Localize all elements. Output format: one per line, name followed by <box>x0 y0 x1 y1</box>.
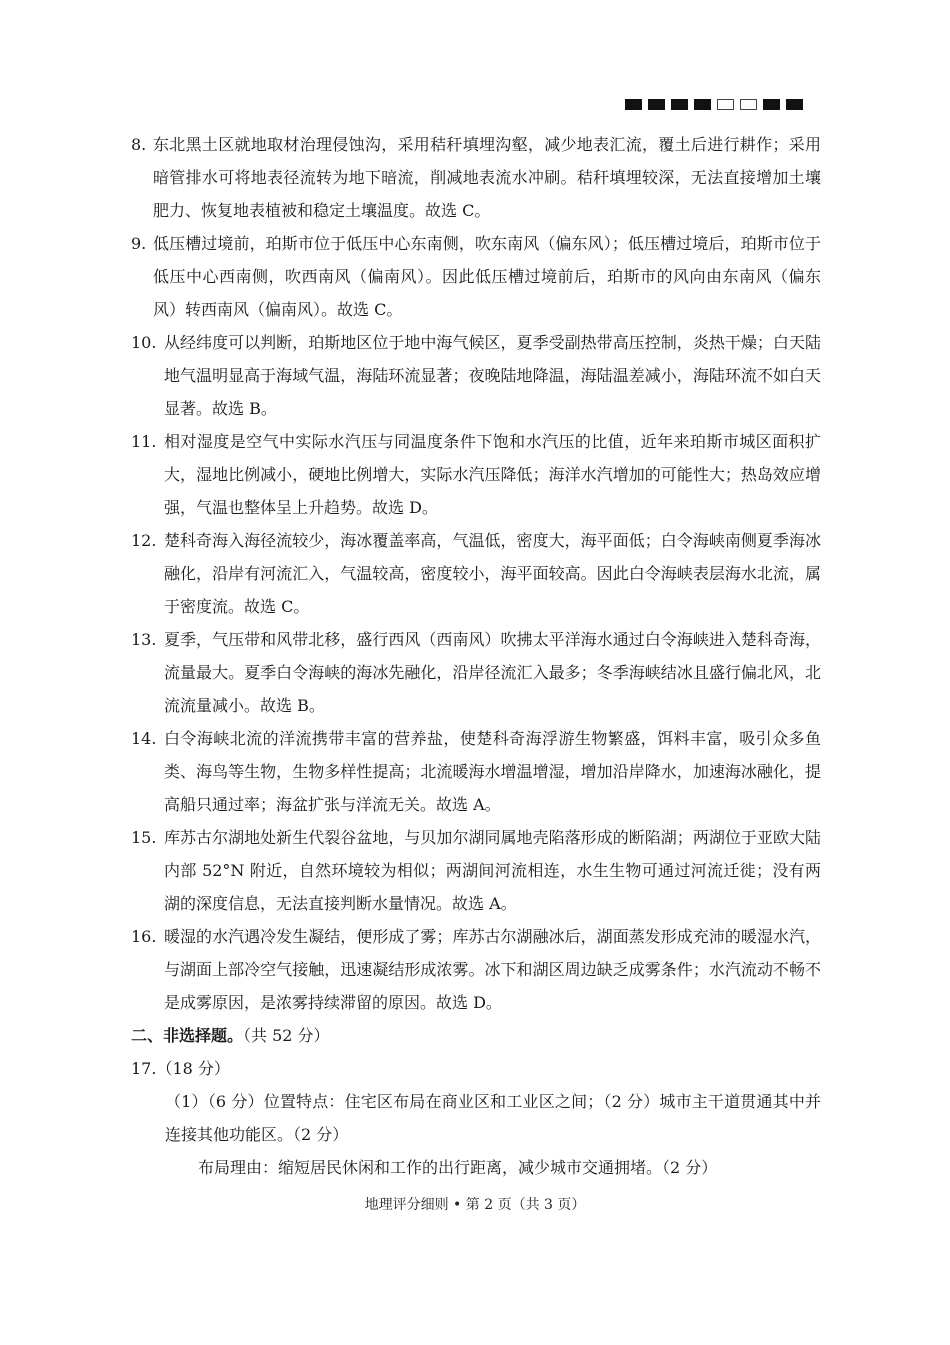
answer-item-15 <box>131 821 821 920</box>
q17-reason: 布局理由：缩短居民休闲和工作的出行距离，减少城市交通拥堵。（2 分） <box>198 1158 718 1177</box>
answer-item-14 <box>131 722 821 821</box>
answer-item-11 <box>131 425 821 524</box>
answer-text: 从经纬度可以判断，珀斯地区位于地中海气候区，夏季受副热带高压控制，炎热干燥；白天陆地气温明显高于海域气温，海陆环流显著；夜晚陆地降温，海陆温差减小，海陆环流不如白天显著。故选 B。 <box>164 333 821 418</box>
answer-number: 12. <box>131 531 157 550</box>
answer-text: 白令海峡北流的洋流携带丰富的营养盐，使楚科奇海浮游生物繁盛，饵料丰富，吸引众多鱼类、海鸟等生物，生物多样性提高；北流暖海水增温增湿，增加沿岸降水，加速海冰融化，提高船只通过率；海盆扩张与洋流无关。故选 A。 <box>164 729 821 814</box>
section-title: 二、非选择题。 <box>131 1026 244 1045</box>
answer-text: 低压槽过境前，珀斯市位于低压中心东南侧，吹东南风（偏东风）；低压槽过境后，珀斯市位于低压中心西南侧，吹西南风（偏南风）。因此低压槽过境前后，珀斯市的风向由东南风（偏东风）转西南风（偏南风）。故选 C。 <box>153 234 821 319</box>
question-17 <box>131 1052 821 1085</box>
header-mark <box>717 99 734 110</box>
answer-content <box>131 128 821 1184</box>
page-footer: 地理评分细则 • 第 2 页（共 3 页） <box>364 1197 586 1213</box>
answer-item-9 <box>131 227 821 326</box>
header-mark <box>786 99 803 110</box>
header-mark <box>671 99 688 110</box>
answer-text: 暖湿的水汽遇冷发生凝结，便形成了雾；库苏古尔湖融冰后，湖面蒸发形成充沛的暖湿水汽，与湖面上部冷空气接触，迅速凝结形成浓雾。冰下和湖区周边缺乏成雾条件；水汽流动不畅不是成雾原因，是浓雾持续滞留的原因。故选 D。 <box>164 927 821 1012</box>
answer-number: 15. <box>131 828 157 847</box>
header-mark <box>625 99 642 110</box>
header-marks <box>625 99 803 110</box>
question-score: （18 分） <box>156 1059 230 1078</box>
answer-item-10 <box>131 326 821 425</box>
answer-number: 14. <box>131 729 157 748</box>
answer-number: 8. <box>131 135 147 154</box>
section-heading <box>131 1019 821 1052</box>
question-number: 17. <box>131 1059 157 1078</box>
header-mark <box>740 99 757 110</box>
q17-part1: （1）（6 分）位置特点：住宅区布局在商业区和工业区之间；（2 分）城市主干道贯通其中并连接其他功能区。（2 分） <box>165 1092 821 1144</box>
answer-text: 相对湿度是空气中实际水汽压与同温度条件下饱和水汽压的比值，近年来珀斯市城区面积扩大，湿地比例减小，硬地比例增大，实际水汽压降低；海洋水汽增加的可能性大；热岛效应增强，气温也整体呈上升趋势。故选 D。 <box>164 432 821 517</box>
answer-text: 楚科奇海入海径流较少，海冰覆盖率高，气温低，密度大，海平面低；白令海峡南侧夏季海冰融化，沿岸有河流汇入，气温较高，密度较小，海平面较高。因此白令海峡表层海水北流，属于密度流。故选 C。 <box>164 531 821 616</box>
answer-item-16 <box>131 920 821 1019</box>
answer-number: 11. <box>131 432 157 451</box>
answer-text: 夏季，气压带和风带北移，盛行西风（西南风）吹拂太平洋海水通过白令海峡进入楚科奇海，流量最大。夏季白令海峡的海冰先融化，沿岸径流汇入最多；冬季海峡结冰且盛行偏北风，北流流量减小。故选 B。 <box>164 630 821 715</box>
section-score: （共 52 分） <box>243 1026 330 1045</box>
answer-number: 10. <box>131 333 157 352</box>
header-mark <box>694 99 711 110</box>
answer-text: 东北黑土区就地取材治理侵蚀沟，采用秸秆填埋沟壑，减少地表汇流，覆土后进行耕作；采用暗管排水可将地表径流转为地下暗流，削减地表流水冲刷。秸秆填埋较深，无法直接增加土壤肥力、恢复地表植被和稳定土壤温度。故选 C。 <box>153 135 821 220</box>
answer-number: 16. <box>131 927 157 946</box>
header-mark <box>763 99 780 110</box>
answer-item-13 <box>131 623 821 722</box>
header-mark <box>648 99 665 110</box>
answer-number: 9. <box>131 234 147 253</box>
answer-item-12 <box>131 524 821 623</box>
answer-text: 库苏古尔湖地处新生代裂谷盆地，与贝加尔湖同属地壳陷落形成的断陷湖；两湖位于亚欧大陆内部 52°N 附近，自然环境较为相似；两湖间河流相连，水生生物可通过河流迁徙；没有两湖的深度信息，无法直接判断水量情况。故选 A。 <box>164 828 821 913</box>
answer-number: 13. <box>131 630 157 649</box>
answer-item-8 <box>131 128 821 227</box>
----------------
SET PROBLEM >> Lay out the listing lines from the line with "answer-item-15 <box>131 821 821 920</box>" up to and including the line with "531 821 616</box>" as a Markdown table, skipping any blank lines. Put a running number in a column headed Row and each line in a column headed Listing line.

REPLY TO THE TASK >>
| Row | Listing line |
|---|---|
| 1 | answer-item-15 <box>131 821 821 920</box> |
| 2 | q17-reason: 布局理由：缩短居民休闲和工作的出行距离，减少城市交通拥堵。（2 分） <box>198 1158 718 1177</box> |
| 3 | answer-item-14 <box>131 722 821 821</box> |
| 4 | answer-item-11 <box>131 425 821 524</box> |
| 5 | answer-text: 从经纬度可以判断，珀斯地区位于地中海气候区，夏季受副热带高压控制，炎热干燥；白天陆地气温明显高于海域气温，海陆环流显著；夜晚陆地降温，海陆温差减小，海陆环流不如白天显著。故选 B。 <box>164 333 821 418</box> |
| 6 | answer-number: 12. <box>131 531 157 550</box> |
| 7 | answer-text: 白令海峡北流的洋流携带丰富的营养盐，使楚科奇海浮游生物繁盛，饵料丰富，吸引众多鱼类、海鸟等生物，生物多样性提高；北流暖海水增温增湿，增加沿岸降水，加速海冰融化，提高船只通过率；海盆扩张与洋流无关。故选 A。 <box>164 729 821 814</box> |
| 8 | section-title: 二、非选择题。 <box>131 1026 244 1045</box> |
| 9 | answer-text: 低压槽过境前，珀斯市位于低压中心东南侧，吹东南风（偏东风）；低压槽过境后，珀斯市位于低压中心西南侧，吹西南风（偏南风）。因此低压槽过境前后，珀斯市的风向由东南风（偏东风）转西南风（偏南风）。故选 C。 <box>153 234 821 319</box> |
| 10 | question-17 <box>131 1052 821 1085</box> |
| 11 | header-mark <box>717 99 734 110</box> |
| 12 | answer-content <box>131 128 821 1184</box> |
| 13 | page-footer: 地理评分细则 • 第 2 页（共 3 页） <box>364 1197 586 1213</box> |
| 14 | answer-item-9 <box>131 227 821 326</box> |
| 15 | header-mark <box>786 99 803 110</box> |
| 16 | header-mark <box>671 99 688 110</box> |
| 17 | answer-text: 暖湿的水汽遇冷发生凝结，便形成了雾；库苏古尔湖融冰后，湖面蒸发形成充沛的暖湿水汽，与湖面上部冷空气接触，迅速凝结形成浓雾。冰下和湖区周边缺乏成雾条件；水汽流动不畅不是成雾原因，是浓雾持续滞留的原因。故选 D。 <box>164 927 821 1012</box> |
| 18 | answer-number: 15. <box>131 828 157 847</box> |
| 19 | header-mark <box>625 99 642 110</box> |
| 20 | header-marks <box>625 99 803 110</box> |
| 21 | question-score: （18 分） <box>156 1059 230 1078</box> |
| 22 | answer-item-10 <box>131 326 821 425</box> |
| 23 | answer-number: 14. <box>131 729 157 748</box> |
| 24 | answer-number: 8. <box>131 135 147 154</box> |
| 25 | section-heading <box>131 1019 821 1052</box> |
| 26 | question-number: 17. <box>131 1059 157 1078</box> |
| 27 | header-mark <box>740 99 757 110</box> |
| 28 | q17-part1: （1）（6 分）位置特点：住宅区布局在商业区和工业区之间；（2 分）城市主干道贯通其中并连接其他功能区。（2 分） <box>165 1092 821 1144</box> |
| 29 | answer-text: 相对湿度是空气中实际水汽压与同温度条件下饱和水汽压的比值，近年来珀斯市城区面积扩大，湿地比例减小，硬地比例增大，实际水汽压降低；海洋水汽增加的可能性大；热岛效应增强，气温也整体呈上升趋势。故选 D。 <box>164 432 821 517</box> |
| 30 | answer-text: 楚科奇海入海径流较少，海冰覆盖率高，气温低，密度大，海平面低；白令海峡南侧夏季海冰融化，沿岸有河流汇入，气温较高，密度较小，海平面较高。因此白令海峡表层海水北流，属于密度流。故选 C。 <box>164 531 821 616</box> |